Exercise aim - Update the entries by changing every "y-tick-label" to "lat-tick-label", keeping every other line and character the same.

[Element placement data]
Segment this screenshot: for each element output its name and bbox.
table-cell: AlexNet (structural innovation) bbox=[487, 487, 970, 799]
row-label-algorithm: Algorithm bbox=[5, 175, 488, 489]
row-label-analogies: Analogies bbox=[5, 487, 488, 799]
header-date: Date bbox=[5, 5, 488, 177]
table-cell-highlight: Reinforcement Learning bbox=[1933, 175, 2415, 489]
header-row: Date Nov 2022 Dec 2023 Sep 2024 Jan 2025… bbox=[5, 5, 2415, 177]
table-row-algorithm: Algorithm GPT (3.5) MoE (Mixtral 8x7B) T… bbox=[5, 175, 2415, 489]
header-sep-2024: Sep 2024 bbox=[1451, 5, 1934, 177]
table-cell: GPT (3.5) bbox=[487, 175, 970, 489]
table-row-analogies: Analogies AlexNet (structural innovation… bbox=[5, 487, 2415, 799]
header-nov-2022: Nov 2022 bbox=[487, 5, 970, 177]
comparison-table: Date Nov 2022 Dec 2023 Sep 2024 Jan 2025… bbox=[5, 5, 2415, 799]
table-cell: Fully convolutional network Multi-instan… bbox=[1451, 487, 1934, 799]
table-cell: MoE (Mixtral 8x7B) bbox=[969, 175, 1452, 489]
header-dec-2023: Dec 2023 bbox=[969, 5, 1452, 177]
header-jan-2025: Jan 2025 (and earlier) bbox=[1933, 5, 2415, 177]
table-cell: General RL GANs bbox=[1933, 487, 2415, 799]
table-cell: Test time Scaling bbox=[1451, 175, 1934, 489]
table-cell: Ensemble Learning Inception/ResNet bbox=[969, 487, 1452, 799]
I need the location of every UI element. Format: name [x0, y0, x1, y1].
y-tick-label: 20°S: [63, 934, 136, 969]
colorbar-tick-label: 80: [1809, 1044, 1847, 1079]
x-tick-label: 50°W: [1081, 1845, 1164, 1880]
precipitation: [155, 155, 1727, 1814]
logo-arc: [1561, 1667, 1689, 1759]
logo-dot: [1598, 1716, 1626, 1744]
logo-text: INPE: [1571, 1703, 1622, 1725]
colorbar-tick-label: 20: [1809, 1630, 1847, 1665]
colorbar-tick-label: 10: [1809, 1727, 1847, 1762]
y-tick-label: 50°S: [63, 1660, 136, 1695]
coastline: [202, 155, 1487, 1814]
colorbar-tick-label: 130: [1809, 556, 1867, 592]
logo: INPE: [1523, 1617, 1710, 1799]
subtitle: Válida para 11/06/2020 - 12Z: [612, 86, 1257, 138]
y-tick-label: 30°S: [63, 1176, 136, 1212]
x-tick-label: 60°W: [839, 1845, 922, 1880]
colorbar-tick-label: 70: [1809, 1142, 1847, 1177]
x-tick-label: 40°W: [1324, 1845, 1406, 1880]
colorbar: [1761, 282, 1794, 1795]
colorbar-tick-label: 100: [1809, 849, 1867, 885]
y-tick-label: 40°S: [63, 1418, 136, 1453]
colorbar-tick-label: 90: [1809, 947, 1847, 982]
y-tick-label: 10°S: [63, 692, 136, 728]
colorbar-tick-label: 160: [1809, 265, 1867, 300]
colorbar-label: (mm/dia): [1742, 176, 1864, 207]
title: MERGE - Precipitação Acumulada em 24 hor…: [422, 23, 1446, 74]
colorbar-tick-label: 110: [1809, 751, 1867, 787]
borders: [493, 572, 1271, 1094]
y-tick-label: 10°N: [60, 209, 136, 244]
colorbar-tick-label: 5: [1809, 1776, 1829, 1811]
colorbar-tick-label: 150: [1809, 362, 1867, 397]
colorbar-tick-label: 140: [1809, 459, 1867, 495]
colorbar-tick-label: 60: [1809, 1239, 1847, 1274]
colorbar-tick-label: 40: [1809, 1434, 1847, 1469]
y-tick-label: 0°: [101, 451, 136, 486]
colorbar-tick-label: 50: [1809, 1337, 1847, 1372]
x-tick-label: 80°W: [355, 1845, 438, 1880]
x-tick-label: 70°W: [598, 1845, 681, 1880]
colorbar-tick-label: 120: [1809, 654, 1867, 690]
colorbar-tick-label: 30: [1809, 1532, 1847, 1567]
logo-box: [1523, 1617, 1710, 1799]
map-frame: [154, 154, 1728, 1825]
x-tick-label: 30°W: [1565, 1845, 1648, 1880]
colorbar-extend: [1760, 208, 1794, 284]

Result for this task -
Segment this screenshot: for each element output its name and bbox.
table-cell: AlexNet (structural innovation) bbox=[487, 487, 970, 799]
row-label-algorithm: Algorithm bbox=[5, 175, 488, 489]
row-label-analogies: Analogies bbox=[5, 487, 488, 799]
header-date: Date bbox=[5, 5, 488, 177]
table-cell-highlight: Reinforcement Learning bbox=[1933, 175, 2415, 489]
header-row: Date Nov 2022 Dec 2023 Sep 2024 Jan 2025… bbox=[5, 5, 2415, 177]
table-row-algorithm: Algorithm GPT (3.5) MoE (Mixtral 8x7B) T… bbox=[5, 175, 2415, 489]
header-sep-2024: Sep 2024 bbox=[1451, 5, 1934, 177]
table-cell: GPT (3.5) bbox=[487, 175, 970, 489]
table-row-analogies: Analogies AlexNet (structural innovation… bbox=[5, 487, 2415, 799]
header-nov-2022: Nov 2022 bbox=[487, 5, 970, 177]
comparison-table: Date Nov 2022 Dec 2023 Sep 2024 Jan 2025… bbox=[5, 5, 2415, 799]
table-cell: Fully convolutional network Multi-instan… bbox=[1451, 487, 1934, 799]
table-cell: MoE (Mixtral 8x7B) bbox=[969, 175, 1452, 489]
header-dec-2023: Dec 2023 bbox=[969, 5, 1452, 177]
header-jan-2025: Jan 2025 (and earlier) bbox=[1933, 5, 2415, 177]
table-cell: General RL GANs bbox=[1933, 487, 2415, 799]
table-cell: Test time Scaling bbox=[1451, 175, 1934, 489]
table-cell: Ensemble Learning Inception/ResNet bbox=[969, 487, 1452, 799]
I need the location of every UI element. Format: name [x0, y0, x1, y1].
lat-tick-label: 20°S: [63, 934, 136, 969]
colorbar-tick-label: 80: [1809, 1044, 1847, 1079]
x-tick-label: 50°W: [1081, 1845, 1164, 1880]
precipitation: [155, 155, 1727, 1814]
logo-arc: [1561, 1667, 1689, 1759]
logo-dot: [1598, 1716, 1626, 1744]
logo-text: INPE: [1571, 1703, 1622, 1725]
colorbar-tick-label: 20: [1809, 1630, 1847, 1665]
colorbar-tick-label: 10: [1809, 1727, 1847, 1762]
lat-tick-label: 50°S: [63, 1660, 136, 1695]
coastline: [202, 155, 1487, 1814]
colorbar-tick-label: 130: [1809, 556, 1867, 592]
logo: INPE: [1523, 1617, 1710, 1799]
subtitle: Válida para 11/06/2020 - 12Z: [612, 86, 1257, 138]
lat-tick-label: 30°S: [63, 1176, 136, 1212]
x-tick-label: 60°W: [839, 1845, 922, 1880]
colorbar-tick-label: 70: [1809, 1142, 1847, 1177]
x-tick-label: 40°W: [1324, 1845, 1406, 1880]
colorbar: [1761, 282, 1794, 1795]
colorbar-tick-label: 100: [1809, 849, 1867, 885]
lat-tick-label: 40°S: [63, 1418, 136, 1453]
colorbar-tick-label: 90: [1809, 947, 1847, 982]
lat-tick-label: 10°S: [63, 692, 136, 728]
colorbar-tick-label: 160: [1809, 265, 1867, 300]
colorbar-label: (mm/dia): [1742, 176, 1864, 207]
title: MERGE - Precipitação Acumulada em 24 hor…: [422, 23, 1446, 74]
colorbar-tick-label: 110: [1809, 751, 1867, 787]
borders: [493, 572, 1271, 1094]
lat-tick-label: 10°N: [60, 209, 136, 244]
colorbar-tick-label: 5: [1809, 1776, 1829, 1811]
colorbar-tick-label: 150: [1809, 362, 1867, 397]
colorbar-tick-label: 140: [1809, 459, 1867, 495]
colorbar-tick-label: 60: [1809, 1239, 1847, 1274]
colorbar-tick-label: 40: [1809, 1434, 1847, 1469]
lat-tick-label: 0°: [101, 451, 136, 486]
colorbar-tick-label: 50: [1809, 1337, 1847, 1372]
x-tick-label: 80°W: [355, 1845, 438, 1880]
x-tick-label: 70°W: [598, 1845, 681, 1880]
colorbar-tick-label: 120: [1809, 654, 1867, 690]
colorbar-tick-label: 30: [1809, 1532, 1847, 1567]
logo-box: [1523, 1617, 1710, 1799]
map-frame: [154, 154, 1728, 1825]
x-tick-label: 30°W: [1565, 1845, 1648, 1880]
colorbar-extend: [1760, 208, 1794, 284]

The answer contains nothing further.